Copy every line of the records below that holds the word "false".

Recorded data:
»»

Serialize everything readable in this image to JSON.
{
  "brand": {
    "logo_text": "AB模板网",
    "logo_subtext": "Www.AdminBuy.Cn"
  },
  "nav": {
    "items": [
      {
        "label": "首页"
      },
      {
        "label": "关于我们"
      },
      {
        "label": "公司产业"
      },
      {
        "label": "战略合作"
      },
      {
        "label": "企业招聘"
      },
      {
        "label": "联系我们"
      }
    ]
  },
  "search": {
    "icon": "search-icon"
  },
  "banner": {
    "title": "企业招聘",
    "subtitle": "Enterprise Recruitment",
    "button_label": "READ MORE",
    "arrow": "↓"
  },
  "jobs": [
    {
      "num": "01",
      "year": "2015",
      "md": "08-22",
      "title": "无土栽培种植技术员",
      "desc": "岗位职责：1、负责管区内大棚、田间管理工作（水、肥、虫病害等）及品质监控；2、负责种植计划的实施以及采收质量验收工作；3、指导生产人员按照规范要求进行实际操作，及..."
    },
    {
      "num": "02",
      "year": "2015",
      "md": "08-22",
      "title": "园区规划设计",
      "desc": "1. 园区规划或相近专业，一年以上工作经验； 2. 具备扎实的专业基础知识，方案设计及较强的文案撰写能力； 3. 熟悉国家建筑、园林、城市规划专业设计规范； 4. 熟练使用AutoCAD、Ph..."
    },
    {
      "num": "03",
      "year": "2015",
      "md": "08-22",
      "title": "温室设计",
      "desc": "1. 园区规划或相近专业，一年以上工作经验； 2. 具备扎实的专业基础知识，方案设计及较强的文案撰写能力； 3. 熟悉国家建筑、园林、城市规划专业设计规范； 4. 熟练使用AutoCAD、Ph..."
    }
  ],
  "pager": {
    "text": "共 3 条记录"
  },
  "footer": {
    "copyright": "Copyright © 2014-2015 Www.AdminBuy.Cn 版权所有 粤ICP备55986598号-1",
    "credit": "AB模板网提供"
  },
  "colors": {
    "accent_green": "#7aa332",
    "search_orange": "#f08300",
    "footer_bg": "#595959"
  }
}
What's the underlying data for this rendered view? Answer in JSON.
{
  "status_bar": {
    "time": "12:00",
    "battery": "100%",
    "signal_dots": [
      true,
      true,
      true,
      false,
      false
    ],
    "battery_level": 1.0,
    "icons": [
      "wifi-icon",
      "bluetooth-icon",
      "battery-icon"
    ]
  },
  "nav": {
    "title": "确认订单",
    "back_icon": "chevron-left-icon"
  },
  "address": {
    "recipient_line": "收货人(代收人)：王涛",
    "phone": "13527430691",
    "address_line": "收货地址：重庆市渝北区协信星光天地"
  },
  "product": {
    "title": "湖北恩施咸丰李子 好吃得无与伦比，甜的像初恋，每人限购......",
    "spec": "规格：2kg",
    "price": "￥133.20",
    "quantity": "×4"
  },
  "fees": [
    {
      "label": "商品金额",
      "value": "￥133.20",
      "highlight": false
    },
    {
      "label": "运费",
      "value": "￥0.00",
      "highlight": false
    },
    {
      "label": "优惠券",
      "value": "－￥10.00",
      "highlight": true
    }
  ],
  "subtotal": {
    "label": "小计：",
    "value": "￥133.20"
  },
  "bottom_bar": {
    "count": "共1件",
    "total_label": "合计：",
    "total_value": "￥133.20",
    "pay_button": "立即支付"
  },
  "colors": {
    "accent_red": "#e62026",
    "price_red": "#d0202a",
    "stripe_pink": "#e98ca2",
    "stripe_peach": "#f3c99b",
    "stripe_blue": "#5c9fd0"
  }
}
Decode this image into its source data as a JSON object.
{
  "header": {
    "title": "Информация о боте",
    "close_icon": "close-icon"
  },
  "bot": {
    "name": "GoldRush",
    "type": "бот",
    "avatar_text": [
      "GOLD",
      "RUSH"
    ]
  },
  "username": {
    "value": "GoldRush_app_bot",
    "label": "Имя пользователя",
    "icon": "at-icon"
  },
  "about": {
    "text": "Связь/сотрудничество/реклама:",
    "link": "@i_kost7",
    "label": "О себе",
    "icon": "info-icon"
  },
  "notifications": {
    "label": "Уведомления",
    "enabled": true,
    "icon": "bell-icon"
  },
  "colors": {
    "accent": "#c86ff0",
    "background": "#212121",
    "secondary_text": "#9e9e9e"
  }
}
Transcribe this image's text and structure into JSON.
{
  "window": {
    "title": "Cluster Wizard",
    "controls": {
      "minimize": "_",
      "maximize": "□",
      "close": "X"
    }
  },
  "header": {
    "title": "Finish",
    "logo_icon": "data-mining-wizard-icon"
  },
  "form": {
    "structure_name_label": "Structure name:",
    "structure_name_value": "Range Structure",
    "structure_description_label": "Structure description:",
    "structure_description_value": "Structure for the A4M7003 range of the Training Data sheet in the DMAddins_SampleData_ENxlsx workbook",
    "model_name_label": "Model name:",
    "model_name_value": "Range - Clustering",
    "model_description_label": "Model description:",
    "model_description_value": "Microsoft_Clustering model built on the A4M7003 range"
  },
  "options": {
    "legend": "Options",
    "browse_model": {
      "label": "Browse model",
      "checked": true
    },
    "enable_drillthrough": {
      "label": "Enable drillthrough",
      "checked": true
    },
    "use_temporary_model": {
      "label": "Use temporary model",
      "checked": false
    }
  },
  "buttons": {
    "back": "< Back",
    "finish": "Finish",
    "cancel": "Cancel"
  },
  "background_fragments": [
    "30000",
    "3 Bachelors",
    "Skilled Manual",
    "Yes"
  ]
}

««

(ANSWER)
      false,
      false
      "highlight": false
      "highlight": false
      "checked": false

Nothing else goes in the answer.